### Written task
Can you pull out each line of the data below that includes the word "name"?

--

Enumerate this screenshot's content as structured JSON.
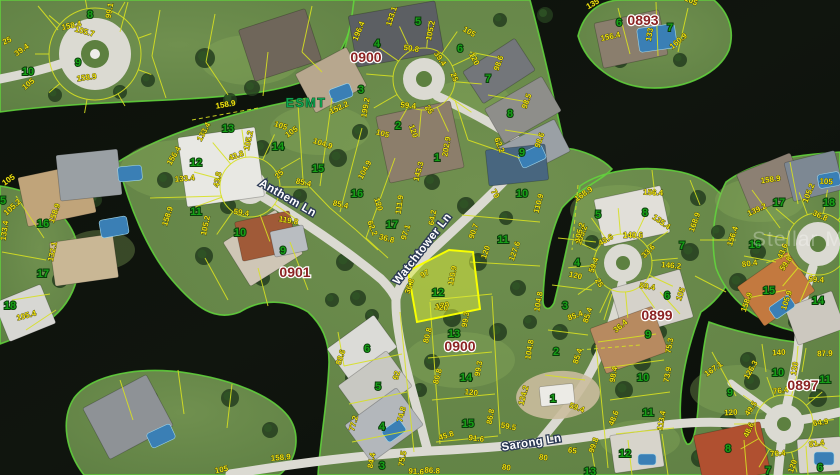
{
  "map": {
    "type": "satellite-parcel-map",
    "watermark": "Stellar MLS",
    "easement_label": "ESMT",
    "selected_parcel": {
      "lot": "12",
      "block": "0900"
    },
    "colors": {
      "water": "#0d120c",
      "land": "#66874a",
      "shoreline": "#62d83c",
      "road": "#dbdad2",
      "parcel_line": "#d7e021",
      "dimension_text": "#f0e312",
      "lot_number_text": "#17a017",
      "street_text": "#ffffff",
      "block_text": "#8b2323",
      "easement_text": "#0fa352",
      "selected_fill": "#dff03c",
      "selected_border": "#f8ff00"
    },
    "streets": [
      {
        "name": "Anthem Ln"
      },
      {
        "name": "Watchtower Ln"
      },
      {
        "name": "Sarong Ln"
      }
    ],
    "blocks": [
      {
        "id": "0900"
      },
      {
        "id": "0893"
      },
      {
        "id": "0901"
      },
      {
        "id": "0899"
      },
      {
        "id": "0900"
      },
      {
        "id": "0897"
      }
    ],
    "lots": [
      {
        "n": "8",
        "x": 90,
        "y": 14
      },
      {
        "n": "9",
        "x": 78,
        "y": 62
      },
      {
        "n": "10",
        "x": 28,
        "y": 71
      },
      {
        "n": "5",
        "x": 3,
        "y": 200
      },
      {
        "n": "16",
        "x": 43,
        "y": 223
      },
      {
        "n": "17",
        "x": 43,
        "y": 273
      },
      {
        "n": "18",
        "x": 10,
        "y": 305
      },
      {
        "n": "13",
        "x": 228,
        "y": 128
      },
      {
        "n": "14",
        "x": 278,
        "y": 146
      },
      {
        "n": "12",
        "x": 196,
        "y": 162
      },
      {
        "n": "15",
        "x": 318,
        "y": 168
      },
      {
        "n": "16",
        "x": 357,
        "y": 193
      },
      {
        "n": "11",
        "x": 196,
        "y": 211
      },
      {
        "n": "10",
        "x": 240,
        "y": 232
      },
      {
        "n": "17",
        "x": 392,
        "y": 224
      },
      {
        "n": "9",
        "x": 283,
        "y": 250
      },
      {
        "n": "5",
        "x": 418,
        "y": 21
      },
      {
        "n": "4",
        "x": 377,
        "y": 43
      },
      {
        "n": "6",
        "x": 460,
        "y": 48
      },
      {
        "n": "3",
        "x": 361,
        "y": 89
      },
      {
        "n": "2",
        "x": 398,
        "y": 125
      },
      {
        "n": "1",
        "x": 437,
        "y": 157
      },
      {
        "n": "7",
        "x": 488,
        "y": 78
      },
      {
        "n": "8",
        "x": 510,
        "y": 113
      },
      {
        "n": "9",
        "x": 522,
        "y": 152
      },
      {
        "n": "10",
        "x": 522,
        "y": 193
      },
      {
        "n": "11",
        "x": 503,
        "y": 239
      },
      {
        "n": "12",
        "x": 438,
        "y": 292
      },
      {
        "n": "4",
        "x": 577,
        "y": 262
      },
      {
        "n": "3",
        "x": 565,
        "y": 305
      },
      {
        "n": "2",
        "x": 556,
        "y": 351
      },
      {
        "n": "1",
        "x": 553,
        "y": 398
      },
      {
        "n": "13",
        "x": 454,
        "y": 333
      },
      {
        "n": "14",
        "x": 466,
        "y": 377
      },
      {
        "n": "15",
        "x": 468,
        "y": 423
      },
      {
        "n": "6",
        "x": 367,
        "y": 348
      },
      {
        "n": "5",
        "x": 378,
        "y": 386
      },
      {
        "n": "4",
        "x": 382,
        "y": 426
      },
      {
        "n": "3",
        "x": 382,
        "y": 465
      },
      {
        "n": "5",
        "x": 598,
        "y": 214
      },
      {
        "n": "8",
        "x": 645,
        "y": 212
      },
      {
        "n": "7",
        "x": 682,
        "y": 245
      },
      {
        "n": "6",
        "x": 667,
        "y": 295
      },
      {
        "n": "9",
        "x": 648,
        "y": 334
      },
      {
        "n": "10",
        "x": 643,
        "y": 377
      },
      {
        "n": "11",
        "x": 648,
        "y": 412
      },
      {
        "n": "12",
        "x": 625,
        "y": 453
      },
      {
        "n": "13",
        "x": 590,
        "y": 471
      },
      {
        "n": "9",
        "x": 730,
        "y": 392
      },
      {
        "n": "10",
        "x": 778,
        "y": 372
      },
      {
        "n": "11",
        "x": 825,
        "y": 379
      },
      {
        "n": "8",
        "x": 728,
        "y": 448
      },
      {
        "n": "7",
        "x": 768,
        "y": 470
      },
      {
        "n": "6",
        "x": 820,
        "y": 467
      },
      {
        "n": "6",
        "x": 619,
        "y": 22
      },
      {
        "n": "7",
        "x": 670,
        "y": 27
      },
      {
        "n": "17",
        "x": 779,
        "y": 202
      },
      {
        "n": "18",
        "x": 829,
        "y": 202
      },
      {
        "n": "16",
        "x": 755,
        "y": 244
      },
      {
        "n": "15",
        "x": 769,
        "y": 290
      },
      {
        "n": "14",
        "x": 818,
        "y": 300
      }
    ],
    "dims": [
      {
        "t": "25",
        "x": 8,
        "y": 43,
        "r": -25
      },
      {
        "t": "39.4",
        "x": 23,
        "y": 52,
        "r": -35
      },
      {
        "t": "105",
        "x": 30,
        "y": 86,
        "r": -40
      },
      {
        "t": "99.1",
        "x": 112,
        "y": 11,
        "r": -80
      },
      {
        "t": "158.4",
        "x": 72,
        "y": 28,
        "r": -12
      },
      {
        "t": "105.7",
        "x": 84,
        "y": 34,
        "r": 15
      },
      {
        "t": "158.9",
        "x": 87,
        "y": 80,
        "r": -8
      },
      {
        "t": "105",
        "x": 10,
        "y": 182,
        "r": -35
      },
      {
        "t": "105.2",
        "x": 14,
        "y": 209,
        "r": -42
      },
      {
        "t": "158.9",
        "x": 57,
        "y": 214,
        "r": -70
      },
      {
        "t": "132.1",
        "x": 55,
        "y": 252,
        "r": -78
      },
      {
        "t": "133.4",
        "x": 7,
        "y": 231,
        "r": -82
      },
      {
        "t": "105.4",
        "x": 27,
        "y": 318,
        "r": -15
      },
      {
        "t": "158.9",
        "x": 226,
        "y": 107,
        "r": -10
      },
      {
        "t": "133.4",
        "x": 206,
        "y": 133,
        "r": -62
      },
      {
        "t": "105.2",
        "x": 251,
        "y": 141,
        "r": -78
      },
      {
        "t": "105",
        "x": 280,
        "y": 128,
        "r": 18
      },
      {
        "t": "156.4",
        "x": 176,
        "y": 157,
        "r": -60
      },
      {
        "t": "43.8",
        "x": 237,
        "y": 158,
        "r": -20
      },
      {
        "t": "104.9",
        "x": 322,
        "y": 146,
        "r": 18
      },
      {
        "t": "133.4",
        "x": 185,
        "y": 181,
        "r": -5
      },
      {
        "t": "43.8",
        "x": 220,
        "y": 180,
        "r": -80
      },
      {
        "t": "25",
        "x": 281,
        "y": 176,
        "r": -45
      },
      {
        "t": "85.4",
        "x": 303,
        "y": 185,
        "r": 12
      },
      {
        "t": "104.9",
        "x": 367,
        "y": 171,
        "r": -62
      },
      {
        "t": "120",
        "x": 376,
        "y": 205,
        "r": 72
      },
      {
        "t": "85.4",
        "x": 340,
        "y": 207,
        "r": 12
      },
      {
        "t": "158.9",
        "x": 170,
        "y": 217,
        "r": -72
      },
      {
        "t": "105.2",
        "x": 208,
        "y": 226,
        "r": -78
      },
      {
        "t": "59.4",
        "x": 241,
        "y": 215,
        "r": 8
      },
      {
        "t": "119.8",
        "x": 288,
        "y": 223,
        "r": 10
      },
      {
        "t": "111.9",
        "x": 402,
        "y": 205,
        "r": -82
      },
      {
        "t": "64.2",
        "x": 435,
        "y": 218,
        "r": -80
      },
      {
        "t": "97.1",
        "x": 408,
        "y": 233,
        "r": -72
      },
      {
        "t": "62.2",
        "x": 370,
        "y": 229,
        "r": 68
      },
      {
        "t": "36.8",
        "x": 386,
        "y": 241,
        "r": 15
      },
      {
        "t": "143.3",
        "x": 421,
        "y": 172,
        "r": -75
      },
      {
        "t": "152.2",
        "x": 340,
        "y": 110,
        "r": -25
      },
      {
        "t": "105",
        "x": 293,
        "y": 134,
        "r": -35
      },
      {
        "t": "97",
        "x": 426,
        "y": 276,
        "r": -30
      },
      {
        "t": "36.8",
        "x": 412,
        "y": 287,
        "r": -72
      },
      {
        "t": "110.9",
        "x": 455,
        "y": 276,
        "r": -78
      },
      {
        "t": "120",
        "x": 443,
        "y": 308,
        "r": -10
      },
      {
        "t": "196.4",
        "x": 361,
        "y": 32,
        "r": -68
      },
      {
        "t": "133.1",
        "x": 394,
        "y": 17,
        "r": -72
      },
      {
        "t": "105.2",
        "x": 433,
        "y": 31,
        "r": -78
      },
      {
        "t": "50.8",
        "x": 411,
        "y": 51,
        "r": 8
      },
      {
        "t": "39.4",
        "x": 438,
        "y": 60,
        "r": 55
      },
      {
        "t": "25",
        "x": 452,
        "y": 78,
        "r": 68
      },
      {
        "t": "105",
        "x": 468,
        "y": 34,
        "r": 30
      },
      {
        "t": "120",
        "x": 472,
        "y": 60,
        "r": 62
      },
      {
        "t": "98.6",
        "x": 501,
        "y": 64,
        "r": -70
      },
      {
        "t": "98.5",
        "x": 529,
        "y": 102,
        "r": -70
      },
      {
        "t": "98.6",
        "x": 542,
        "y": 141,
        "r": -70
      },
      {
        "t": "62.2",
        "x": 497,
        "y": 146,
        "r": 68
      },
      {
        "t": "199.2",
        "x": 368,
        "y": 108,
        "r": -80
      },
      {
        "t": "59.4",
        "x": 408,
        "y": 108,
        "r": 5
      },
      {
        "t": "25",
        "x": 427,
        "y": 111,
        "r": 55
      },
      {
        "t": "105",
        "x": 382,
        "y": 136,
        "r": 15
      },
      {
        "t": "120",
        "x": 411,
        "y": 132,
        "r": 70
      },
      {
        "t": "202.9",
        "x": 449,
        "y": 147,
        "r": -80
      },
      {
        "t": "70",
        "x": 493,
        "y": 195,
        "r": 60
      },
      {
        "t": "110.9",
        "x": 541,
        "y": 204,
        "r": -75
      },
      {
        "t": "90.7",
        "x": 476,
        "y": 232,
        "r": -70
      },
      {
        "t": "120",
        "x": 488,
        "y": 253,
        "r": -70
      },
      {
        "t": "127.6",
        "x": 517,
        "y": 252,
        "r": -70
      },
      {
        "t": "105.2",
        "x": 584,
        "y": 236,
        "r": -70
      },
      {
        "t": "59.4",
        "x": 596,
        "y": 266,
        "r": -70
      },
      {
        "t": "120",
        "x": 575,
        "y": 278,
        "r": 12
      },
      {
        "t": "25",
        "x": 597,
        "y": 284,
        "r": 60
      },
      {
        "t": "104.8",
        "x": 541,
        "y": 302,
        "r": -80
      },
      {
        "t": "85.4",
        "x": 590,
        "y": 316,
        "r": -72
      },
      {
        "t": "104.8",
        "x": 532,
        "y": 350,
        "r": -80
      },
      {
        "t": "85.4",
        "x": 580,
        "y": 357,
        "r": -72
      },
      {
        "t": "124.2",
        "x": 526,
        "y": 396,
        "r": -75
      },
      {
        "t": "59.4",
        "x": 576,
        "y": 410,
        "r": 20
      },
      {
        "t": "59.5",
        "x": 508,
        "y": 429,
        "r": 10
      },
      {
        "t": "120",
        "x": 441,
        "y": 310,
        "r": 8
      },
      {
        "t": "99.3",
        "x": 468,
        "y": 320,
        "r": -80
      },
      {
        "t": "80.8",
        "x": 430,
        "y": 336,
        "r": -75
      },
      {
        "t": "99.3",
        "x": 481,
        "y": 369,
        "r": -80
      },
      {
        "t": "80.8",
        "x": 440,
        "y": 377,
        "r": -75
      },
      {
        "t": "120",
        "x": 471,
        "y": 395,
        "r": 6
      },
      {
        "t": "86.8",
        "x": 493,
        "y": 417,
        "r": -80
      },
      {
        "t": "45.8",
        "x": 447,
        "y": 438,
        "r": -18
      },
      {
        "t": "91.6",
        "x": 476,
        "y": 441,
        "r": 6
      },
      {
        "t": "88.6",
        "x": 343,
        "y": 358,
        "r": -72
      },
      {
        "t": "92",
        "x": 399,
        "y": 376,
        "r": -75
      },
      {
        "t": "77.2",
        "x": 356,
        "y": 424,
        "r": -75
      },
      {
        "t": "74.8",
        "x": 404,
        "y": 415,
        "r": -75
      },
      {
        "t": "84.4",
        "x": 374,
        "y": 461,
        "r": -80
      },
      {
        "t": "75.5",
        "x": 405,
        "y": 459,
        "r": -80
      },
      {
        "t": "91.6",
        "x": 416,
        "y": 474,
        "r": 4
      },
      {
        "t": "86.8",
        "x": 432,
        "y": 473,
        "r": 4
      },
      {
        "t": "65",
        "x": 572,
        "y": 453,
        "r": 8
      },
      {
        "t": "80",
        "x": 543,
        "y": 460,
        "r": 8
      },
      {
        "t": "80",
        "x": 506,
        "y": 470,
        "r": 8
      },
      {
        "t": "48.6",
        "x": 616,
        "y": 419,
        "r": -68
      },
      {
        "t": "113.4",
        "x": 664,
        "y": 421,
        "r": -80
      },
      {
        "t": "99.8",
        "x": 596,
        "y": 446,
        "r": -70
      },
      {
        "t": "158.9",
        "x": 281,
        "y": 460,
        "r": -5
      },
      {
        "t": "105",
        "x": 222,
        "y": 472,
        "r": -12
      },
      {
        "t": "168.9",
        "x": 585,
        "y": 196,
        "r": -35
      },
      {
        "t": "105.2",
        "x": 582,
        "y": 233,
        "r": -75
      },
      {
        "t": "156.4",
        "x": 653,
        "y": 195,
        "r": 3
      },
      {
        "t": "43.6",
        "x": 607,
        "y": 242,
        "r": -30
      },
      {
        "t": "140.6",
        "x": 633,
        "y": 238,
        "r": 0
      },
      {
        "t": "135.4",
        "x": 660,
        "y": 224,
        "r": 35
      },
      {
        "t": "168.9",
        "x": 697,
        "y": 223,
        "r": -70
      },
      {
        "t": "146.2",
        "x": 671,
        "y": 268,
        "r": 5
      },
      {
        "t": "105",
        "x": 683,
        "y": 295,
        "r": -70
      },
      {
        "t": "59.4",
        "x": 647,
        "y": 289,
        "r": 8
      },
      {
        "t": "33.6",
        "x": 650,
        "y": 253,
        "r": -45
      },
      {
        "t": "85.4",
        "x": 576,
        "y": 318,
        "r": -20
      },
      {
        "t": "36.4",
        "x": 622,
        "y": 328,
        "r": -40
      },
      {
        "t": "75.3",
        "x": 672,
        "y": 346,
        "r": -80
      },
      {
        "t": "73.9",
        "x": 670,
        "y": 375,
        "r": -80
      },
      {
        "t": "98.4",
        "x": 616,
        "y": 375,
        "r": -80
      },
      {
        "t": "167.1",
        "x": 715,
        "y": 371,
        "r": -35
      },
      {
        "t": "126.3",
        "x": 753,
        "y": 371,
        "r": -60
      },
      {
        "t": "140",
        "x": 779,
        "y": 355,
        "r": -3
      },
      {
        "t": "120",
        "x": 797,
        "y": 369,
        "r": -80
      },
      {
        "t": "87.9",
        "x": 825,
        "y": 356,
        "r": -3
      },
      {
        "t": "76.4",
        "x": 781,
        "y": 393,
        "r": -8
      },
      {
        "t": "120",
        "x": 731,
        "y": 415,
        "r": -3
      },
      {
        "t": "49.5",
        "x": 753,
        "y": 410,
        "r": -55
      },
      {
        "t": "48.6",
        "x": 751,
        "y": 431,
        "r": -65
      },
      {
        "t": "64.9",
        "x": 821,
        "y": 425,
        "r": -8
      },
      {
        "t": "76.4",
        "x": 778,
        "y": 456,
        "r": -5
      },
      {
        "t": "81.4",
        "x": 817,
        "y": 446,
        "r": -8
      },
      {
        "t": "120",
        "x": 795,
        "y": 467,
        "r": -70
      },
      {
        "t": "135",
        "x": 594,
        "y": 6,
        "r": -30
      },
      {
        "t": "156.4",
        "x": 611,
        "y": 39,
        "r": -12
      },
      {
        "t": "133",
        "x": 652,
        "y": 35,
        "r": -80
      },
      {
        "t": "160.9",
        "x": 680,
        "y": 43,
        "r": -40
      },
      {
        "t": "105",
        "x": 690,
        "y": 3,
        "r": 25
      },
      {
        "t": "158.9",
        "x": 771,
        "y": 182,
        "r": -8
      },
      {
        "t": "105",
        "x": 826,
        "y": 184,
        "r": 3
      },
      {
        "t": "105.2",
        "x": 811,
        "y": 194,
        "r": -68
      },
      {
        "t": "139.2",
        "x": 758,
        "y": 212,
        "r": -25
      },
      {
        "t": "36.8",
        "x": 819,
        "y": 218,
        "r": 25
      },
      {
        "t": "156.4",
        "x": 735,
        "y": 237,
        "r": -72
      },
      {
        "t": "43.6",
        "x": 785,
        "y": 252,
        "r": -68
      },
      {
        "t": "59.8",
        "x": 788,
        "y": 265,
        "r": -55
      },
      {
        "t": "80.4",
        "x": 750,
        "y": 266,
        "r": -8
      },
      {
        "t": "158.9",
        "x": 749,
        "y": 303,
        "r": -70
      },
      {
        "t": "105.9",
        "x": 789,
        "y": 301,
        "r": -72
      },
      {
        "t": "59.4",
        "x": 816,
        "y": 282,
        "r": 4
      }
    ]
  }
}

--

### Result below
        "name": "Anthem Ln"
        "name": "Watchtower Ln"
        "name": "Sarong Ln"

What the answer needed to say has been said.